PROBLEM TO WORK ON = Reproduce the entries word for word, and omit any picture you find in them.

MATERIAL SHOWN =
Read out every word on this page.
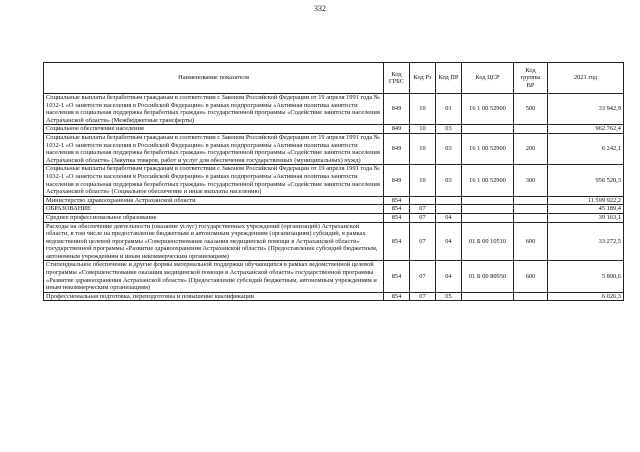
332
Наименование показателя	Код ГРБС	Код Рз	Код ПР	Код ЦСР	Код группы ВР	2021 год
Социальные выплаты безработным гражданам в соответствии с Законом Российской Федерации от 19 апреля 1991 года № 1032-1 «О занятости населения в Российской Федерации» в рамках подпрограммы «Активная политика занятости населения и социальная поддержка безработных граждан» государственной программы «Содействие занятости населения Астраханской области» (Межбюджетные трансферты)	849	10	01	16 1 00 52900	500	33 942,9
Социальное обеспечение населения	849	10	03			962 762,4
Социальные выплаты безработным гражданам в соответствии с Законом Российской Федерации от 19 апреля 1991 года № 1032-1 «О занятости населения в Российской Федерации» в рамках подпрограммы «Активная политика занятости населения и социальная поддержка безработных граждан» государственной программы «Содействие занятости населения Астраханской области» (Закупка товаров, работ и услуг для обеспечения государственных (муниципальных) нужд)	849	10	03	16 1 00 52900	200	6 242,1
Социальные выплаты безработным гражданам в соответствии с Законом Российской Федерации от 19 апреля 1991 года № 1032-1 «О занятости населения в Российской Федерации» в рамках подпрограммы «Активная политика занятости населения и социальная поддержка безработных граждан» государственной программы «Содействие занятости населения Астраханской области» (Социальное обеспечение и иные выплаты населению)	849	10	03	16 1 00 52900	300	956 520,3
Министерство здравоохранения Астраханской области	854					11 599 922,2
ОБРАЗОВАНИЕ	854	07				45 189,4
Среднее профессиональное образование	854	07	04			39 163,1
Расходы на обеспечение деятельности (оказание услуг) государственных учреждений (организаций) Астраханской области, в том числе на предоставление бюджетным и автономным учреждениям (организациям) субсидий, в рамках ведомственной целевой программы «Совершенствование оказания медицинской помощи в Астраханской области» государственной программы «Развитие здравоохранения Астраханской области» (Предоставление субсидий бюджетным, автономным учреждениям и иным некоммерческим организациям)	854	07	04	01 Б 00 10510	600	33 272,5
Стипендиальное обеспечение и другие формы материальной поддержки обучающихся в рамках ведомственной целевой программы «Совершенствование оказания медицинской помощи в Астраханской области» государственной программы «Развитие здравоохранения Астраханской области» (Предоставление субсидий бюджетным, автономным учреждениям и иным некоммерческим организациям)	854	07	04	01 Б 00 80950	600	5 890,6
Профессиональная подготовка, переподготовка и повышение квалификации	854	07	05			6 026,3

THE REPLY =
Read out every word on this page.
332
Наименование показателя	Код ГРБС	Код Рз	Код ПР	Код ЦСР	Код группы ВР	2021 год
Социальные выплаты безработным гражданам в соответствии с Законом Российской Федерации от 19 апреля 1991 года № 1032-1 «О занятости населения в Российской Федерации» в рамках подпрограммы «Активная политика занятости населения и социальная поддержка безработных граждан» государственной программы «Содействие занятости населения Астраханской области» (Межбюджетные трансферты)	849	10	01	16 1 00 52900	500	33 942,9
Социальное обеспечение населения	849	10	03			962 762,4
Социальные выплаты безработным гражданам в соответствии с Законом Российской Федерации от 19 апреля 1991 года № 1032-1 «О занятости населения в Российской Федерации» в рамках подпрограммы «Активная политика занятости населения и социальная поддержка безработных граждан» государственной программы «Содействие занятости населения Астраханской области» (Закупка товаров, работ и услуг для обеспечения государственных (муниципальных) нужд)	849	10	03	16 1 00 52900	200	6 242,1
Социальные выплаты безработным гражданам в соответствии с Законом Российской Федерации от 19 апреля 1991 года № 1032-1 «О занятости населения в Российской Федерации» в рамках подпрограммы «Активная политика занятости населения и социальная поддержка безработных граждан» государственной программы «Содействие занятости населения Астраханской области» (Социальное обеспечение и иные выплаты населению)	849	10	03	16 1 00 52900	300	956 520,3
Министерство здравоохранения Астраханской области	854					11 599 922,2
ОБРАЗОВАНИЕ	854	07				45 189,4
Среднее профессиональное образование	854	07	04			39 163,1
Расходы на обеспечение деятельности (оказание услуг) государственных учреждений (организаций) Астраханской области, в том числе на предоставление бюджетным и автономным учреждениям (организациям) субсидий, в рамках ведомственной целевой программы «Совершенствование оказания медицинской помощи в Астраханской области» государственной программы «Развитие здравоохранения Астраханской области» (Предоставление субсидий бюджетным, автономным учреждениям и иным некоммерческим организациям)	854	07	04	01 Б 00 10510	600	33 272,5
Стипендиальное обеспечение и другие формы материальной поддержки обучающихся в рамках ведомственной целевой программы «Совершенствование оказания медицинской помощи в Астраханской области» государственной программы «Развитие здравоохранения Астраханской области» (Предоставление субсидий бюджетным, автономным учреждениям и иным некоммерческим организациям)	854	07	04	01 Б 00 80950	600	5 890,6
Профессиональная подготовка, переподготовка и повышение квалификации	854	07	05			6 026,3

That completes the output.